Find the string "color" in the data, then copy every line where it is found.
BEGIN DATA FOR PROCESSING
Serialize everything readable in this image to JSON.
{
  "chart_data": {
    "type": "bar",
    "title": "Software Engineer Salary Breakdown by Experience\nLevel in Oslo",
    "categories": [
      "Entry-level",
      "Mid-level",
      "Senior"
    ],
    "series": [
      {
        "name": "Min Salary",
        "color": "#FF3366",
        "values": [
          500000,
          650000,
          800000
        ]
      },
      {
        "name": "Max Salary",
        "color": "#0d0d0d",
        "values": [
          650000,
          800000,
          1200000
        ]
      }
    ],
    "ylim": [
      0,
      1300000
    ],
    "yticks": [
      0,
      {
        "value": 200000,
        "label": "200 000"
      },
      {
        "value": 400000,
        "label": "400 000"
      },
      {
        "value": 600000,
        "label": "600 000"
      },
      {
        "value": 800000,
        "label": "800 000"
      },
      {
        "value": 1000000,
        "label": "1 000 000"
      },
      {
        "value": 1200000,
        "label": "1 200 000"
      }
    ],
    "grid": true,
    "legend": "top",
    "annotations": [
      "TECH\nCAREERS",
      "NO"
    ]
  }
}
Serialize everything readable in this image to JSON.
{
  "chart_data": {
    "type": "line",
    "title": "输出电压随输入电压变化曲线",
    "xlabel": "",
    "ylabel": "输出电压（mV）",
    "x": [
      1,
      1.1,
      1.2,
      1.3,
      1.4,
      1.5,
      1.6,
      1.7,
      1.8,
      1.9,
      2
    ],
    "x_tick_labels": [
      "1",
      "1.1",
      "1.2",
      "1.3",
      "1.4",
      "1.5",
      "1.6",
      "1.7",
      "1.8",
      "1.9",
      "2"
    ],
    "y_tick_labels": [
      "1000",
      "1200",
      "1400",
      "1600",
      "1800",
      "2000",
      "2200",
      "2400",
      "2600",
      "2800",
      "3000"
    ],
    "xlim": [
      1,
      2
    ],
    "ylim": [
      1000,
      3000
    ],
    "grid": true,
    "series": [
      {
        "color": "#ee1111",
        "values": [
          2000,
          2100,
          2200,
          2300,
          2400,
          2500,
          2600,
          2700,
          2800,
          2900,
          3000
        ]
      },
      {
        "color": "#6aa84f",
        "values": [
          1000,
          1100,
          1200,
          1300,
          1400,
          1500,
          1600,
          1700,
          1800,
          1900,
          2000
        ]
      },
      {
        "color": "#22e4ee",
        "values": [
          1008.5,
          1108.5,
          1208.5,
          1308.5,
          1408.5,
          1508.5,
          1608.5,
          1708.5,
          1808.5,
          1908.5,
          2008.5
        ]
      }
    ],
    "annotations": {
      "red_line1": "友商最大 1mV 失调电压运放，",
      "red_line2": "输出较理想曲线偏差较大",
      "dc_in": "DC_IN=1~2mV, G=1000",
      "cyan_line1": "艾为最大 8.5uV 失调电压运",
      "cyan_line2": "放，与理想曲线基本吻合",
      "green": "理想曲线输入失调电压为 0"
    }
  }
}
END DATA FOR PROCESSING
BEGIN DATA FOR PROCESSING
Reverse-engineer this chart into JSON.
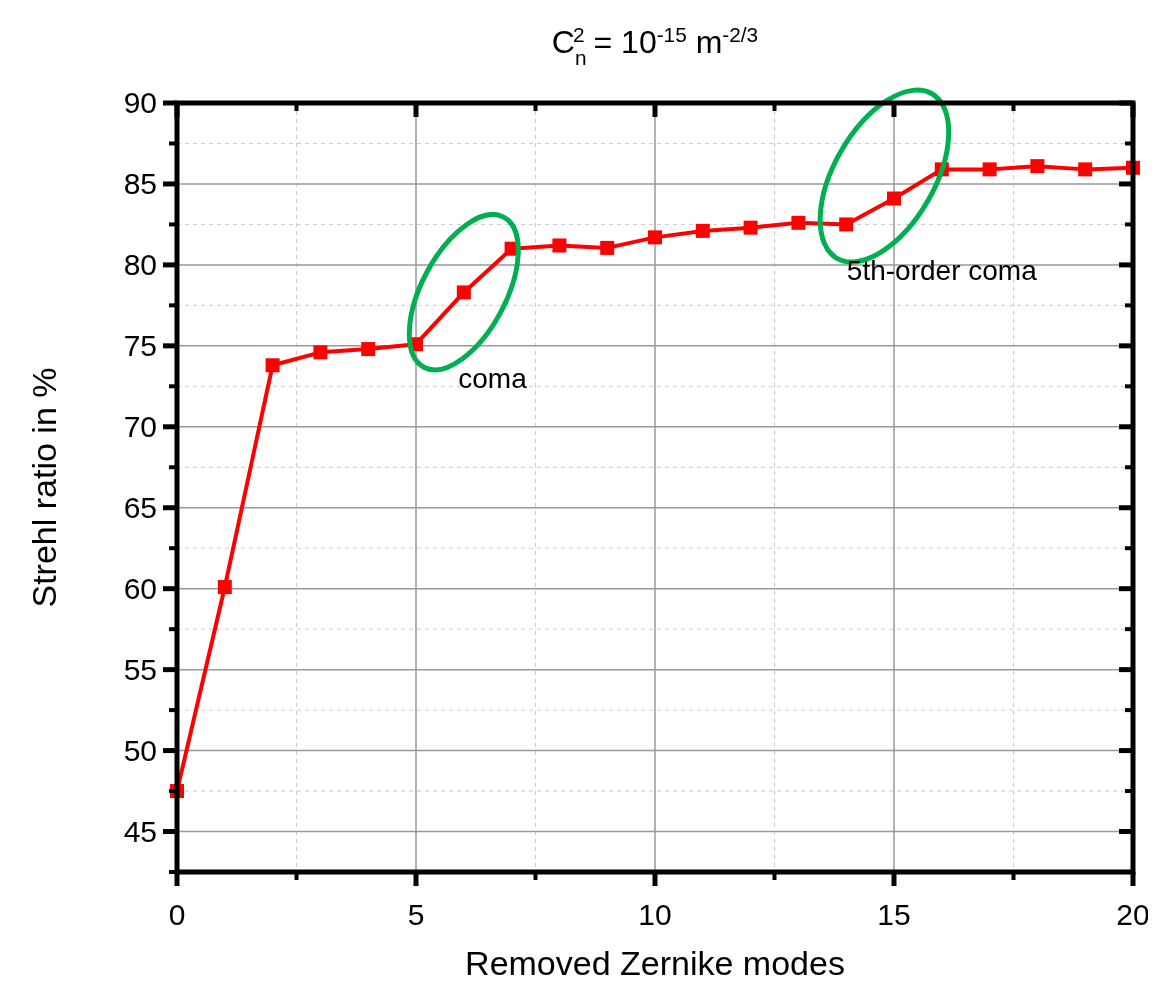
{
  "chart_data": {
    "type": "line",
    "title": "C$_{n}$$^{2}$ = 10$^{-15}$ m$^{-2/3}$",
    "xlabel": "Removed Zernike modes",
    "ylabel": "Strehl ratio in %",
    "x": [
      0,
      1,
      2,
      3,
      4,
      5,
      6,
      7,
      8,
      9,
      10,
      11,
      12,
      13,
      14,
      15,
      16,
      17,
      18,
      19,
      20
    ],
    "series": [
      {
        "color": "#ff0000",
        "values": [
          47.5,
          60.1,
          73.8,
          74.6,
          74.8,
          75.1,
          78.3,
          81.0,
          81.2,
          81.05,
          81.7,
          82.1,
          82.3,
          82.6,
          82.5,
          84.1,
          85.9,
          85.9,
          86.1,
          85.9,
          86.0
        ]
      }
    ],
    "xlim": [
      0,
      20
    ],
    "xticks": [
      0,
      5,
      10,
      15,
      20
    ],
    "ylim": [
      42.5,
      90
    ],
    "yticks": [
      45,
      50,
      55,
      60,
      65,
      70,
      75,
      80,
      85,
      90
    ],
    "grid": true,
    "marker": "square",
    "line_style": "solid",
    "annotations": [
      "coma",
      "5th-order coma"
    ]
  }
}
END DATA FOR PROCESSING
▶ _REPLY_:
        "color": "#FF3366",
        "color": "#0d0d0d",
        "color": "#ee1111",
        "color": "#6aa84f",
        "color": "#22e4ee",
        "color": "#ff0000",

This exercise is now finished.